Exercise goal: Give the count of lines that include the string "Essay". Add nothing to it.

Dataset:
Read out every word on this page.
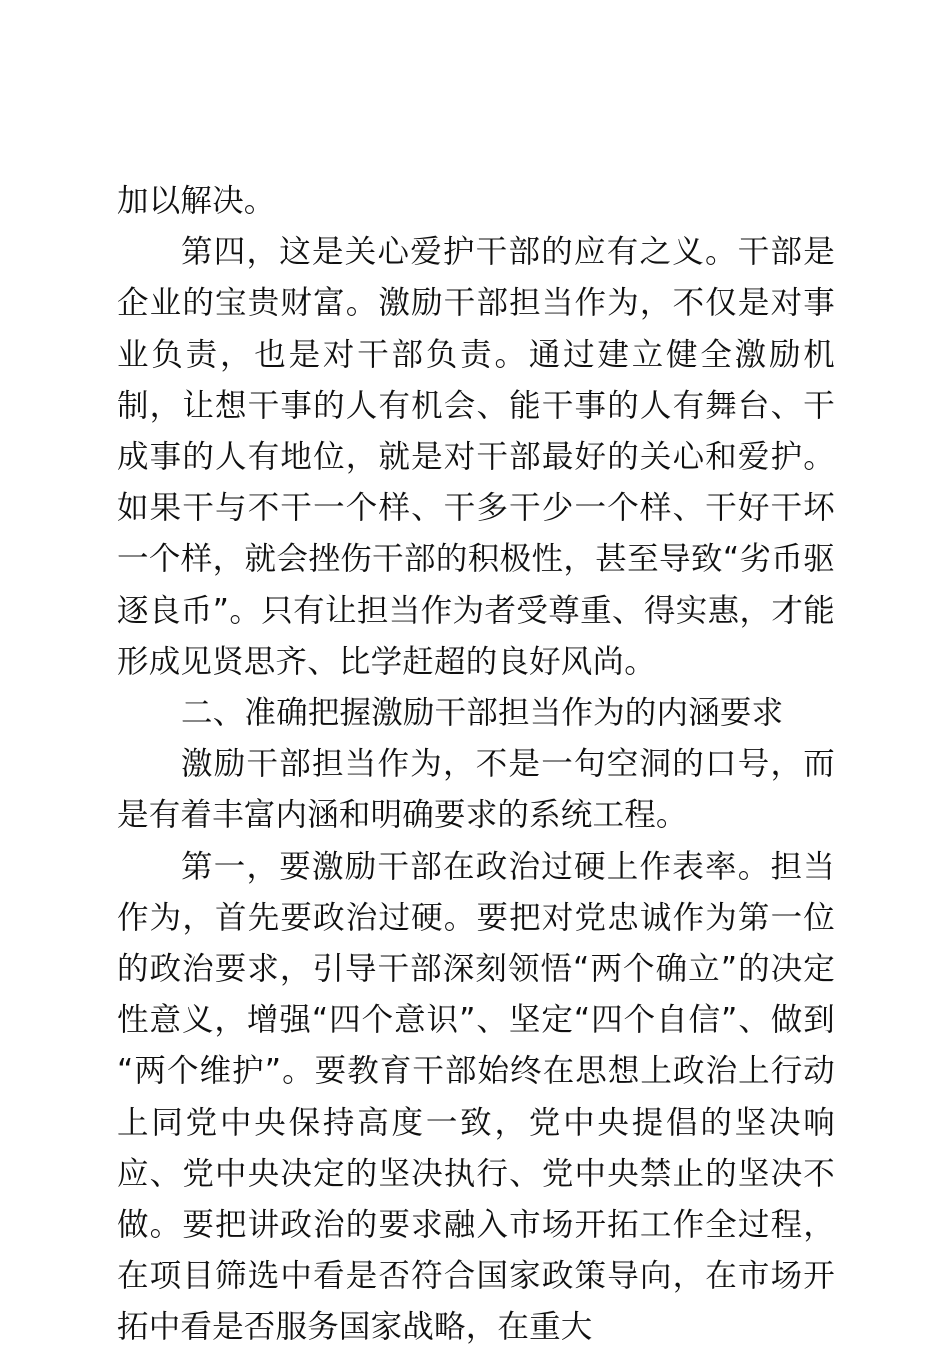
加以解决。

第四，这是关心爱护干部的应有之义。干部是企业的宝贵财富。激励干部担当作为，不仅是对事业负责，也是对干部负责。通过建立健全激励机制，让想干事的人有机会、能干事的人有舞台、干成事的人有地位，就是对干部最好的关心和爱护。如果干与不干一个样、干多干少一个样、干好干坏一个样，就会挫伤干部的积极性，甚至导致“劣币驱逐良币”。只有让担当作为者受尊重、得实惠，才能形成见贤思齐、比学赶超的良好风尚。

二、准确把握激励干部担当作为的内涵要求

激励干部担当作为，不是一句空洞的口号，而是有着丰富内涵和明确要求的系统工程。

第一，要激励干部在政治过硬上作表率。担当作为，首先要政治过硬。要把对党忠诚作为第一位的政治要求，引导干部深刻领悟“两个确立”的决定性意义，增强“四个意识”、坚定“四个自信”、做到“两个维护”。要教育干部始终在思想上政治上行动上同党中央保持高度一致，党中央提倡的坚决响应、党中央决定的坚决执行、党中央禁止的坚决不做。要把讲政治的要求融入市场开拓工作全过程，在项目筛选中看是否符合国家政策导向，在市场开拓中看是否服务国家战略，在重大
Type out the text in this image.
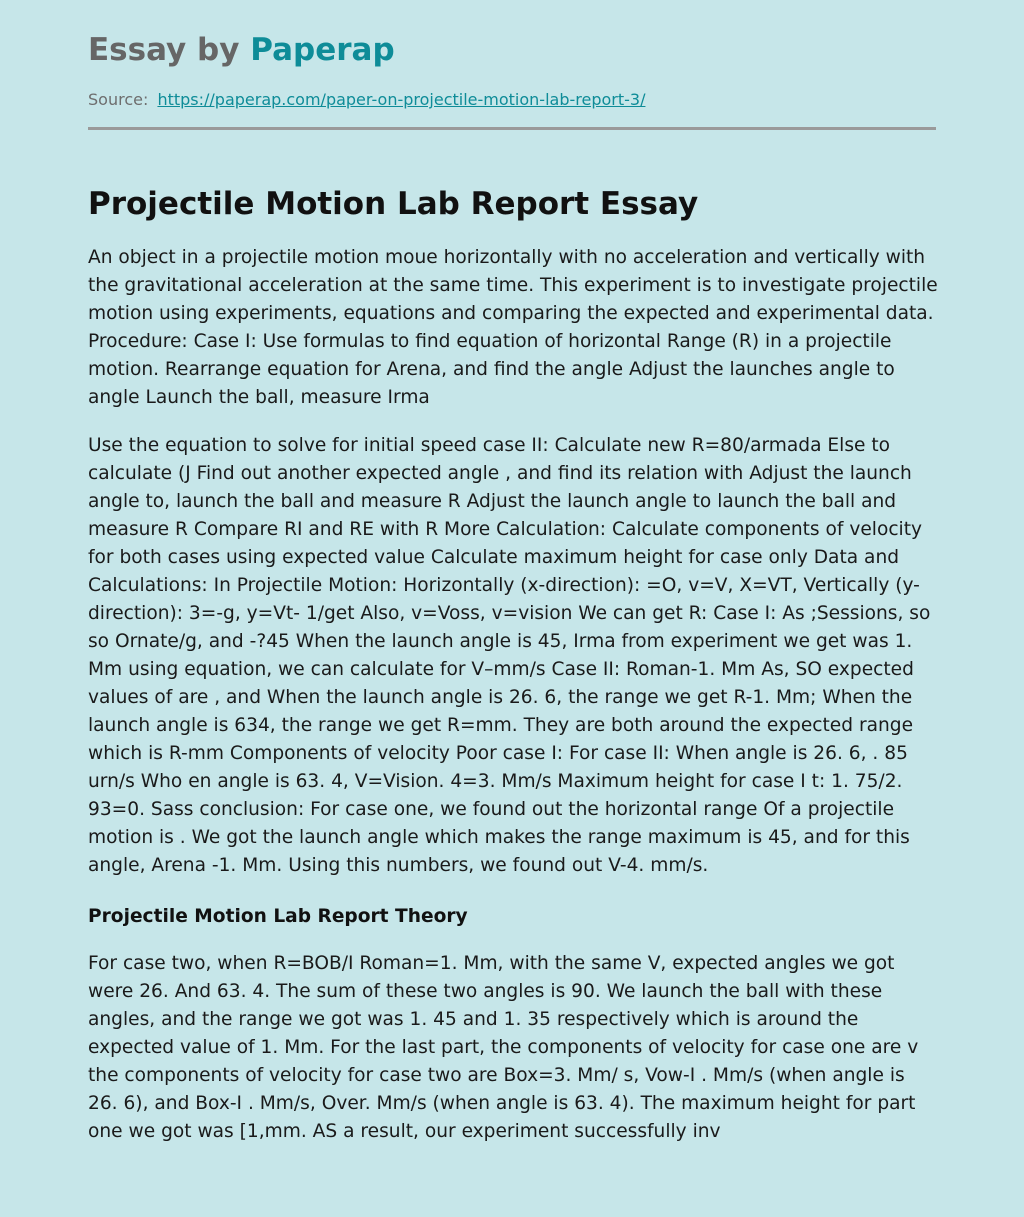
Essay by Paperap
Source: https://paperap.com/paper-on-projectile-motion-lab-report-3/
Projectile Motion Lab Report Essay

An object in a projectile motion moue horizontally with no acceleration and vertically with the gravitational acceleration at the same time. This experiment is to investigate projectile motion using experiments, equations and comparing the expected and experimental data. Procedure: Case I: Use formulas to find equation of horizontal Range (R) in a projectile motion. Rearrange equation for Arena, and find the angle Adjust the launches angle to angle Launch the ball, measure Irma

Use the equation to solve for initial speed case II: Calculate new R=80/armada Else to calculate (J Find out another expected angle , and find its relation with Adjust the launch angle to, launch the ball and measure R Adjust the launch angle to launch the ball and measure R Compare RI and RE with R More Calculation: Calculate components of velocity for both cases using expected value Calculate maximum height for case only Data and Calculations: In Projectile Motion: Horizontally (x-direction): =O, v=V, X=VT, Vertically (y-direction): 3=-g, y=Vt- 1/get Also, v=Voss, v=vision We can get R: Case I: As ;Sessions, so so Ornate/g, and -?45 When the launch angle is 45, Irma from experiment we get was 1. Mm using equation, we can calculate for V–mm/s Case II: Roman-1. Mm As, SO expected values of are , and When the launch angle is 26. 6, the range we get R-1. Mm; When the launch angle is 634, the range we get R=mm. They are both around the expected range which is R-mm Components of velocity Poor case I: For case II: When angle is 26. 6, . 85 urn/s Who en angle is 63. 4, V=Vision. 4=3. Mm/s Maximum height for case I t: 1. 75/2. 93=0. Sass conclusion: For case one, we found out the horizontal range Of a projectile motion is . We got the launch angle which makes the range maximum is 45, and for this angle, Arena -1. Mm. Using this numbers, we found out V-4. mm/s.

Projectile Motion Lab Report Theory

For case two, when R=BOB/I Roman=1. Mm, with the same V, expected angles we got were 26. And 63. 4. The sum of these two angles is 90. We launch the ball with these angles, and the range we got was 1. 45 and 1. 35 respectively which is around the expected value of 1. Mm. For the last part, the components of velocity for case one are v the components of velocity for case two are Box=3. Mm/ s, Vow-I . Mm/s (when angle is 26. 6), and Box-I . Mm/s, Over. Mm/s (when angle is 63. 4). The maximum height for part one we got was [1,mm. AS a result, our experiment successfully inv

Task response: 2